• **Written instruction**
Write the number of lines holding the word "people", and nothing else.

==== Records for this exercise

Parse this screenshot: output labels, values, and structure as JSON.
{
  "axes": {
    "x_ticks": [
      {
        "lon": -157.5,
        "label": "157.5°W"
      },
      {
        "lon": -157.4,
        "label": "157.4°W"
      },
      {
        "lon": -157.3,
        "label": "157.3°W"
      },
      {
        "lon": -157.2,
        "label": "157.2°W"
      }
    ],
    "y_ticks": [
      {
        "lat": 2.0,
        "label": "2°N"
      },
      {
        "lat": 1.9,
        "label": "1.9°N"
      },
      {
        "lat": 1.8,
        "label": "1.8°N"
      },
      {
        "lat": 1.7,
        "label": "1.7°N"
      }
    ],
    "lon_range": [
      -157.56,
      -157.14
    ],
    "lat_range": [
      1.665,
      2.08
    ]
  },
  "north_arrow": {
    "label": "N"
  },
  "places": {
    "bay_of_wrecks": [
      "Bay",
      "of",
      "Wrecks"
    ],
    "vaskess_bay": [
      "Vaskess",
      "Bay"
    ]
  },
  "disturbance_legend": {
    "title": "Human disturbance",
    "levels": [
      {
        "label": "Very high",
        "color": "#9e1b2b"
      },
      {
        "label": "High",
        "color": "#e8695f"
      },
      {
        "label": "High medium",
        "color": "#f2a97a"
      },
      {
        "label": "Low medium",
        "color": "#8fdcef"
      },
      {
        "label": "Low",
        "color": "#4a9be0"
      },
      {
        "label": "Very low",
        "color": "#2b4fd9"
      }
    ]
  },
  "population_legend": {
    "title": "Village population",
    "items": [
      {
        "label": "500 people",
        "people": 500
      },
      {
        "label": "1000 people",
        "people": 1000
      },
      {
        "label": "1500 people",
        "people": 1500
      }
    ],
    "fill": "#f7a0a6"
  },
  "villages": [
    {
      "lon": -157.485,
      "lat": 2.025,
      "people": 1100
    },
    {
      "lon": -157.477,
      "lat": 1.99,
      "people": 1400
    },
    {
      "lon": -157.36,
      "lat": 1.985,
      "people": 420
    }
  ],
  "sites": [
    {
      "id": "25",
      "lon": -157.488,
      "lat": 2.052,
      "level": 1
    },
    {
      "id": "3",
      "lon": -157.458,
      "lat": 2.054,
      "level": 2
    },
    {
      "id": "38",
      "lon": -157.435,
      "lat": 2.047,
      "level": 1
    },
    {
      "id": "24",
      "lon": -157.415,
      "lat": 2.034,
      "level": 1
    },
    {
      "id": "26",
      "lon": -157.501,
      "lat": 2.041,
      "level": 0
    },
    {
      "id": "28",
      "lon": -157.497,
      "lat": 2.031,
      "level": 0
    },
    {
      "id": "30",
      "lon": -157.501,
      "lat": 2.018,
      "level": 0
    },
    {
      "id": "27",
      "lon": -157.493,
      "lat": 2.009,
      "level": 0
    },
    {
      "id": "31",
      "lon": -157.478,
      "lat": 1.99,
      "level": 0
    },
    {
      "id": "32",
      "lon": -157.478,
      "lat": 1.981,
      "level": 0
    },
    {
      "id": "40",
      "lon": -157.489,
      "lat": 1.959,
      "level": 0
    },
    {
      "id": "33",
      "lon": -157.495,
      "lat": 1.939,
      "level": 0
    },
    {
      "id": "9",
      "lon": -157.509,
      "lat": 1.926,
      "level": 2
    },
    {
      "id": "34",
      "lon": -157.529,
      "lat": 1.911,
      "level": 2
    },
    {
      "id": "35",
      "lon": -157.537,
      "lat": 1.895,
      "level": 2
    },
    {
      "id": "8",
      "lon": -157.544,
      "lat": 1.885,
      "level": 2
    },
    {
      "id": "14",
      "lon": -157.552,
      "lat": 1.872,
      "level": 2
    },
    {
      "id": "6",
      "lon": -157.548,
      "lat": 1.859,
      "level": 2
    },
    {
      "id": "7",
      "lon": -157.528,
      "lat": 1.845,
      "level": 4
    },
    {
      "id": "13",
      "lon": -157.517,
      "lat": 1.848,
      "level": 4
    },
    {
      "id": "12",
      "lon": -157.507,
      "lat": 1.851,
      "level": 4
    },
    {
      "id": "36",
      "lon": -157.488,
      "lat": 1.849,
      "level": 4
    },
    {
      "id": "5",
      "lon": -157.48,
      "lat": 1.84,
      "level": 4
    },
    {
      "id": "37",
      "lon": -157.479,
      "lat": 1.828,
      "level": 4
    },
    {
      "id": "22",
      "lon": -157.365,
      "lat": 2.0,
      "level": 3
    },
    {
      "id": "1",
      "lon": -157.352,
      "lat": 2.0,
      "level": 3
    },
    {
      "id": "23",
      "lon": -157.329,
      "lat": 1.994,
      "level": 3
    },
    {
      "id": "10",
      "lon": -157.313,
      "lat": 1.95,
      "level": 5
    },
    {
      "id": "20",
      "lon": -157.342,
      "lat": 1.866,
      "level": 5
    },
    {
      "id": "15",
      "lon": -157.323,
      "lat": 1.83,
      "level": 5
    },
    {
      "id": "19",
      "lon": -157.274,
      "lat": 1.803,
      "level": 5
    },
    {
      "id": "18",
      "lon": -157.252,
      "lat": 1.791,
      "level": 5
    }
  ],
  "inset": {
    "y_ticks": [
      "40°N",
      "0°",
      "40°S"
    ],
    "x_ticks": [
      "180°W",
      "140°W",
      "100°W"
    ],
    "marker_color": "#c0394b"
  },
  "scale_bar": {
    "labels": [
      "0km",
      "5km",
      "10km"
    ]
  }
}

========

• **Result for this exercise**
9